Página ->
La próxima vez examinaremos si podemos seguir a los creadores literarios en su concepción de las operaciones fallidas.







3ª conferencia.
Los actos fallidos.
(Continuación)




Señoras y señores: En la conferencia anterior se nos ocurrió que la operación fallida no había de considerarse en relación con la operación intentada que ella perturbó, sino en sí y por sí. Tuvimos la impresión de que en casos singulares parece dejar traslucir su sentido propio, y nos dijimos que si se corroborara en un ámbito más vasto que la operación fallida tiene un sentido, entonces este último se tornaría para nosotros más interesante que la investigación de las circunstancias en que aquella se produce.

Pongámonos de acuerdo otra vez sobre lo que entendemos por el «sentido» de un proceso psíquico. No es otra cosa que el propósito a que sirve, y su ubicación dentro de una serie psíquica. Para la mayor parte de nuestras investigaciones podemos sustituir «sentido» también por «propósito», «tendencia». ¿No incurrimos entonces en una ilusión engañosa o en una exaltación poética de la operación fallida cuando creímos reconocer en ella un propósito?

Atengámonos a los ejemplos del trastrabarse y abarquemos con la mirada un número mayor de tales observaciones. Hallaremos entonces categorías enteras de casos en que el propósito, el sentido del trastrabarse aparece con claridad. Sobre todo aquellos en que se dice lo contrario de lo que se tenía el propósito de expresar. Dice el presidente en el discurso de apertura [pág. 301: «Declaro cerrada la sesión». Y bien, eso es unívoco. Sentido y propósito de su dicho fallido {Fehlrede} es que él quiere cerrar la sesión. Nos gustaría recordar la cita «El mismo lo está diciendo»: no necesitamos más que tomarle la palabra. Y no me vengan ustedes con la objeción de que eso no es posible, porque bien sabemos que no quería cerrar la sesión sino abrirla, y él mismo, a quien acabamos de reconocer como la instancia decisoria, puede corroborarnos que quería abrirla. Con ello olvidarían que tenemos convenido considerar la operación fallida en sí y por sí; sobre su vínculo con la intención por ella perturbada deberemos hablar después. De lo contrario incurrirían ustedes en una falacia lógica, escamoteando lisa y llanamente el problema que ha de tratarse, lo que en inglés se llama begging the question {petición de principio}.

Entradas extraídas ->
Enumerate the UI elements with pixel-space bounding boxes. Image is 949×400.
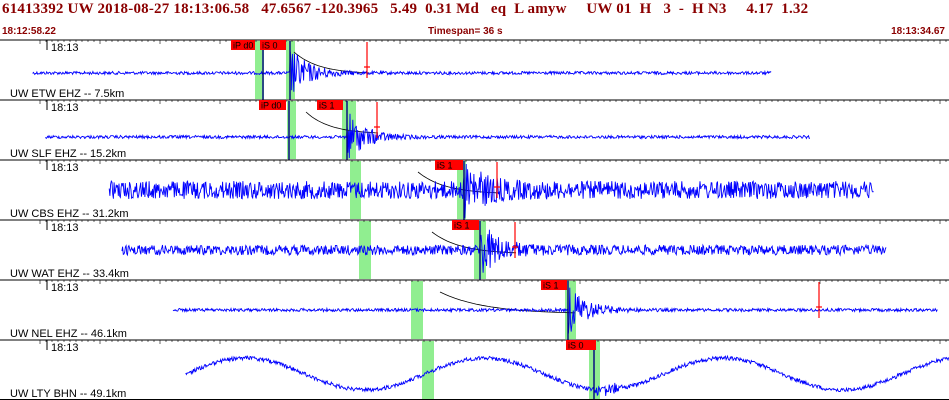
pick-label-box[interactable]	[566, 340, 596, 350]
trace-panel-nel[interactable]: 18:13 UW NEL EHZ -- 46.1km iS 1	[0, 279, 949, 340]
panel-time-label: 18:13	[51, 42, 79, 54]
pick-label-box[interactable]	[452, 220, 479, 230]
pick-window-1	[255, 41, 264, 99]
pick-label-box[interactable]	[259, 100, 286, 110]
pick-label-box[interactable]	[260, 40, 286, 50]
pick-window-1	[287, 101, 296, 159]
header-bar: 61413392 UW 2018-08-27 18:13:06.58 47.65…	[0, 0, 949, 24]
timespan-label: Timespan= 36 s	[428, 26, 503, 37]
channel-label: UW WAT EHZ -- 33.4km	[10, 268, 129, 280]
event-title: 61413392 UW 2018-08-27 18:13:06.58 47.65…	[2, 1, 809, 17]
waveform-trace[interactable]	[32, 51, 772, 92]
waveform-trace[interactable]	[45, 113, 811, 159]
pick-label-box[interactable]	[435, 160, 463, 170]
trace-panel-wat[interactable]: 18:13 UW WAT EHZ -- 33.4km iS 1	[0, 219, 949, 280]
panel-time-label: 18:13	[51, 162, 79, 174]
trace-panel-cbs[interactable]: 18:13 UW CBS EHZ -- 31.2km iS 1	[0, 159, 949, 220]
channel-label: UW ETW EHZ -- 7.5km	[10, 88, 124, 100]
panel-time-label: 18:13	[51, 222, 79, 234]
pick-window-1	[422, 341, 434, 399]
coda-curve	[293, 51, 370, 74]
pick-label: iS 1	[437, 161, 453, 171]
trace-panel-slf[interactable]: 18:13 UW SLF EHZ -- 15.2km iP d0 iS 1	[0, 99, 949, 160]
waveform-trace[interactable]	[185, 354, 949, 397]
end-time-label: 18:13:34.67	[891, 26, 945, 37]
channel-label: UW LTY BHN -- 49.1km	[10, 388, 126, 400]
channel-label: UW SLF EHZ -- 15.2km	[10, 148, 126, 160]
pick-label: iS 1	[319, 101, 335, 111]
pick-label: iS 0	[568, 341, 584, 351]
pick-label: iS 1	[543, 281, 559, 291]
pick-label-box[interactable]	[231, 40, 255, 50]
waveform-trace[interactable]	[172, 287, 938, 334]
waveform-trace[interactable]	[108, 163, 874, 219]
pick-label: iP d0	[233, 41, 253, 51]
waveform-trace[interactable]	[121, 229, 887, 273]
trace-panel-lty[interactable]: 18:13 UW LTY BHN -- 49.1km iS 0	[0, 339, 949, 400]
pick-label: iP d0	[261, 101, 281, 111]
channel-label: UW CBS EHZ -- 31.2km	[10, 208, 129, 220]
trace-panel-etw[interactable]: 18:13 UW ETW EHZ -- 7.5km iP d0 iS 0	[0, 39, 949, 100]
panel-time-label: 18:13	[51, 282, 79, 294]
pick-label-box[interactable]	[541, 280, 567, 290]
coda-curve	[305, 111, 379, 134]
pick-label: iS 0	[262, 41, 278, 51]
panel-time-label: 18:13	[51, 342, 79, 354]
channel-label: UW NEL EHZ -- 46.1km	[10, 328, 127, 340]
pick-label: iS 1	[454, 221, 470, 231]
panel-time-label: 18:13	[51, 102, 79, 114]
coda-curve	[439, 291, 576, 314]
pick-label-box[interactable]	[317, 100, 343, 110]
start-time-label: 18:12:58.22	[2, 26, 56, 37]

Enunciado A ->
Responde, por favor, estas preguntas sobre la conferencia acerca de los actos fallidos:
(i) ¿Qué es el «sentido» de un proceso psíquico?
(ii) ¿Qué frase dice el presidente en el discurso de apertura?
(iii) ¿Con qué expresión inglesa se nombra la falacia lógica mencionada al final?
Enunciado B -> En la conferencia sobre los actos fallidos, ¿por qué se rechaza la objeción de que el presidente quería abrir la sesión y no cerrarla? Explícalo en una a tres oraciones.

Solución A ->
(i) El propósito al que sirve y su ubicación dentro de una serie psíquica.
(ii) «Declaro cerrada la sesión».
(iii) Begging the question (petición de principio).

Solución B -> Se rechaza porque se había convenido considerar la operación fallida en sí y por sí, y su vínculo con la intención que perturbó se tratará después. Recurrir a esa objeción sería una falacia lógica que escamotea el problema, lo que en inglés se llama begging the question.